Written tasks
- A) Answer these questions about the forum post on ADO and CSV files below:
(i) Which options does the poster normally use to bring in mixed-type fields from closed workbooks?
(ii) How is the poster currently working around the CSV problem?
(iii) What value does the code assign to CursorLocation?
- B) Reproduce verbatim a passage from the forum post on ADO and CSV files below: start at the words "Chihiro · Apr" and end after the words "difference in result.".
- C) List every column reference in the SELECT part of the query string in the forum post on ADO and CSV files below.

Page extract
↓

ADO connection CSV issue with mixed data type

Chihiro · Apr 20, 2017

I've been playing with ADO as of late. And encountered an issue.

Normally when I use ADO to bring in data from closed workbook (.xlsx, .xlsm, .xlsb etc).
I use "IMEX=1;ImportMixedTypes=Text;" and it can bring in fields with mixed data types without loss of data.

However, when I use same options for CSV files. ADO seem to guess the data type and will end up with data loss. I have also tried various values for "typeguessrows" for ACE registry key with no difference in result.

Is there different option that can be set to work around this issue?
Currently working around it by converting csv to xlsx file before doing the query. But would like to know if there's another solution.

Code sample: (sample csv files in zip attached)
When you run it, you will see that third row is missing data (SKU = 1000C). As well as the first row (header).

Code:

Sub UpdateSKU()
Dim ws As Worksheet
Dim fPath As String: fPath = "C:\Test\" 'Change as needed
Dim cn As Object, rst As Object

Set cn = CreateObject("ADODB.Connection")
With cn
    .Provider = "Microsoft.ACE.OLEDB.12.0"
    .ConnectionString = "Data Source=" & fPath & ";" & _
                        "Extended Properties=""text;HDR=NO;FMT=Delimited;Imex=1;ImportMixedTypes=Text;"""
    .CursorLocation = 3
    .Open
End With

strQuery = "SELECT t2.[F1], t1.[F2], t1.[F3], t1.[F4], t1.[F5] From [Test2.csv] as t1 " & _
            "RIGHT OUTER JOIN [Test1.csv] as t2 " & _
            " ON t2.[F1] = t1.[F1];"

Set rst = CreateObject("ADODB.Recordset")

↑

Data lines
↓

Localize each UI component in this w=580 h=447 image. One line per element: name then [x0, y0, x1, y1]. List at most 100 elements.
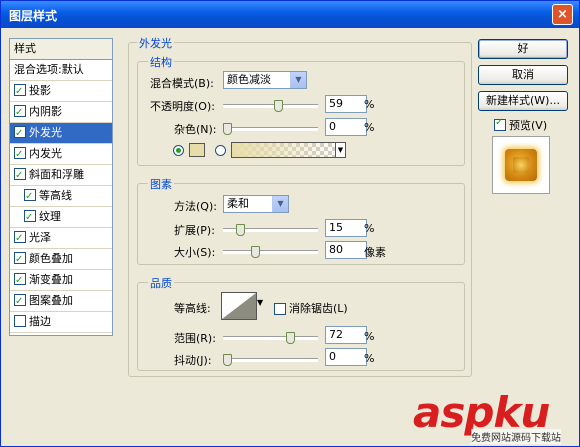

↑

Results for each task
- A)
(i) "IMEX=1;ImportMixedTypes=Text;"
(ii) By converting the CSV file to an xlsx file before running the query.
(iii) 3

- B)
Chihiro · Apr 20, 2017

I've been playing with ADO as of late. And encountered an issue.

Normally when I use ADO to bring in data from closed workbook (.xlsx, .xlsm, .xlsb etc).
I use "IMEX=1;ImportMixedTypes=Text;" and it can bring in fields with mixed data types without loss of data.

However, when I use same options for CSV files. ADO seem to guess the data type and will end up with data loss. I have also tried various values for "typeguessrows" for ACE registry key with no difference in result.

- C)
t2.[F1]
t1.[F2]
t1.[F3]
t1.[F4]
t1.[F5]